■ Short exercise
Find each line containing the string "this" and return it.

■ Raw data
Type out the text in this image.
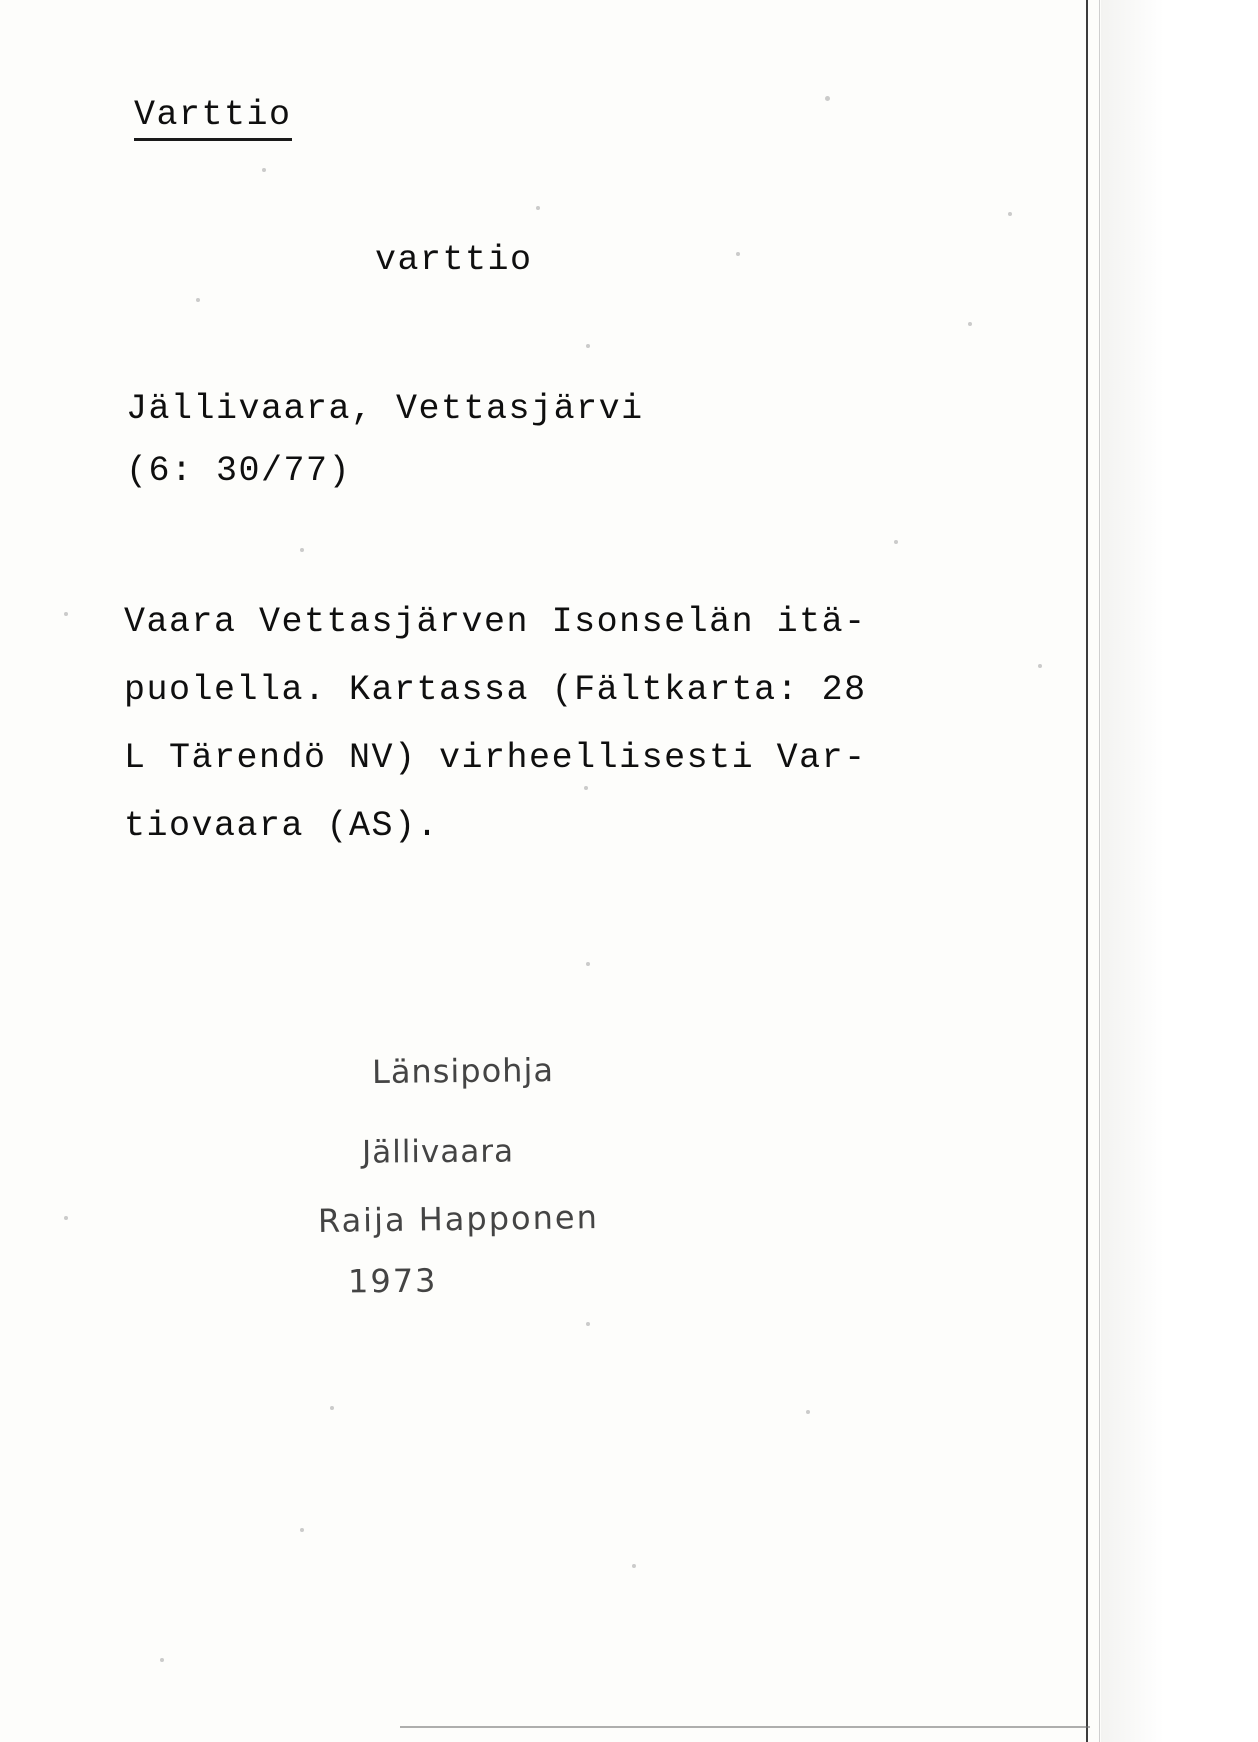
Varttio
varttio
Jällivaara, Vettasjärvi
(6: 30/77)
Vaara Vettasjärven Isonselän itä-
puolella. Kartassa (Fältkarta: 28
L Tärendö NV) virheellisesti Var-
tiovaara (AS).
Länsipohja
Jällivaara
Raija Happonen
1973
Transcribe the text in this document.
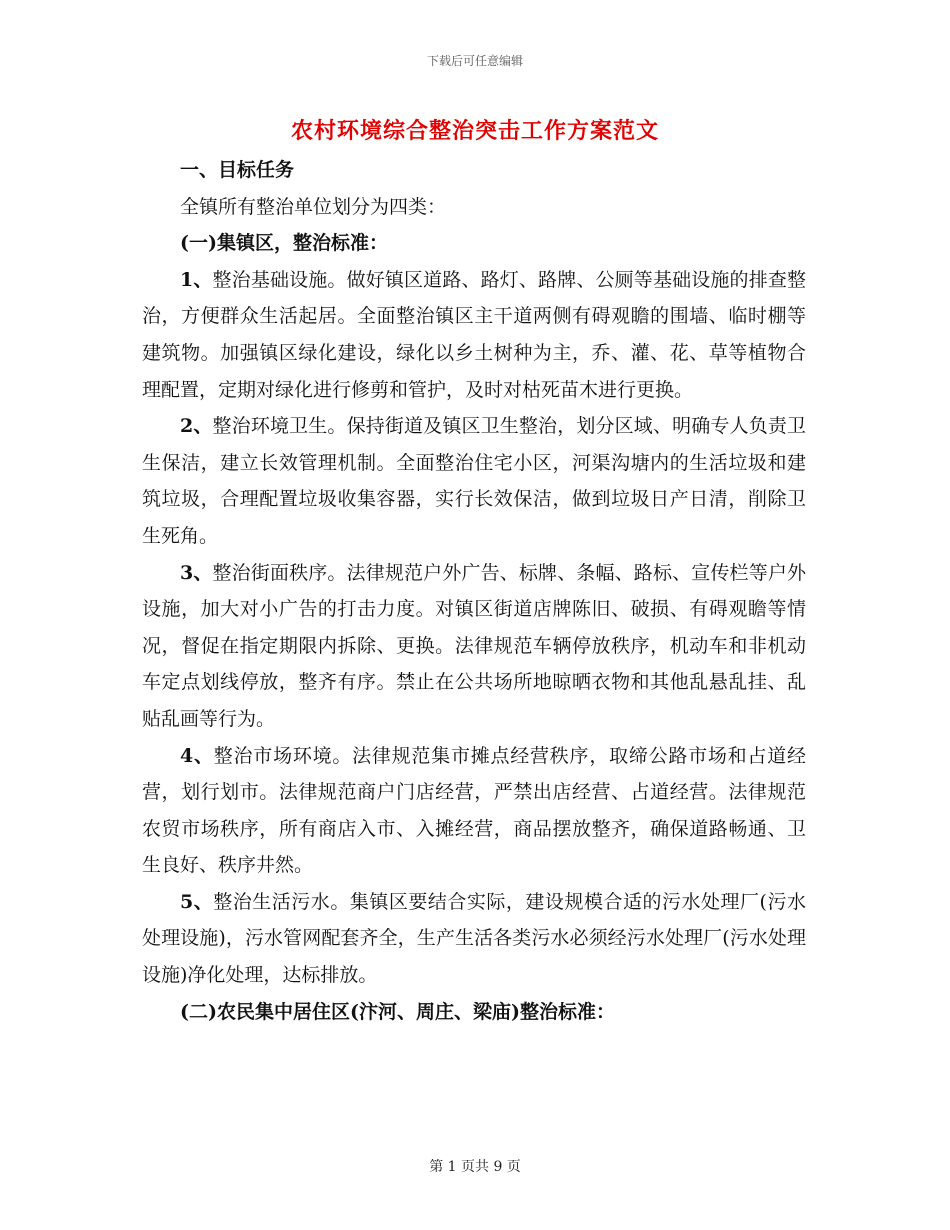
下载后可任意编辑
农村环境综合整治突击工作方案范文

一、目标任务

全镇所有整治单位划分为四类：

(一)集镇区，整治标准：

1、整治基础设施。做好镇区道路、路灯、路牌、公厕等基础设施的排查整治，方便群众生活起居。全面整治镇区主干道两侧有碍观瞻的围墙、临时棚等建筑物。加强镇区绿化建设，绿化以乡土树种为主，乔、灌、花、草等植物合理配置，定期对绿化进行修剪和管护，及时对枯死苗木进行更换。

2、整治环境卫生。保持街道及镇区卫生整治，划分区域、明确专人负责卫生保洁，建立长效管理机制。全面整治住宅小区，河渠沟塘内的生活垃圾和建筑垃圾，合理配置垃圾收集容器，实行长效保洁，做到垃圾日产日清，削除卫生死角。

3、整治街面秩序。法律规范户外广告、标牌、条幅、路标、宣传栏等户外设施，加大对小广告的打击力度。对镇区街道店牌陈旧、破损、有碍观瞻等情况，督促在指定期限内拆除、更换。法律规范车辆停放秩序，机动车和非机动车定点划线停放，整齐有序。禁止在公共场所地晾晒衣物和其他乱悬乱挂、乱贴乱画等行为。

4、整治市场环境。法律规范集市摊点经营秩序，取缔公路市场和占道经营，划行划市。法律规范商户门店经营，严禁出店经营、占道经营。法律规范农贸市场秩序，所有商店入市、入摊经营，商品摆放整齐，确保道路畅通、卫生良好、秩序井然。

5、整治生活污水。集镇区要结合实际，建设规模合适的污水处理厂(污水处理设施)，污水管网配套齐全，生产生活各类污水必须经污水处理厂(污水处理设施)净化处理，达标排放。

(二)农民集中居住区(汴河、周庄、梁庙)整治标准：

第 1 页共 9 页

■ Problem solution
Type out the text in this image.
Transcribe the text in this document.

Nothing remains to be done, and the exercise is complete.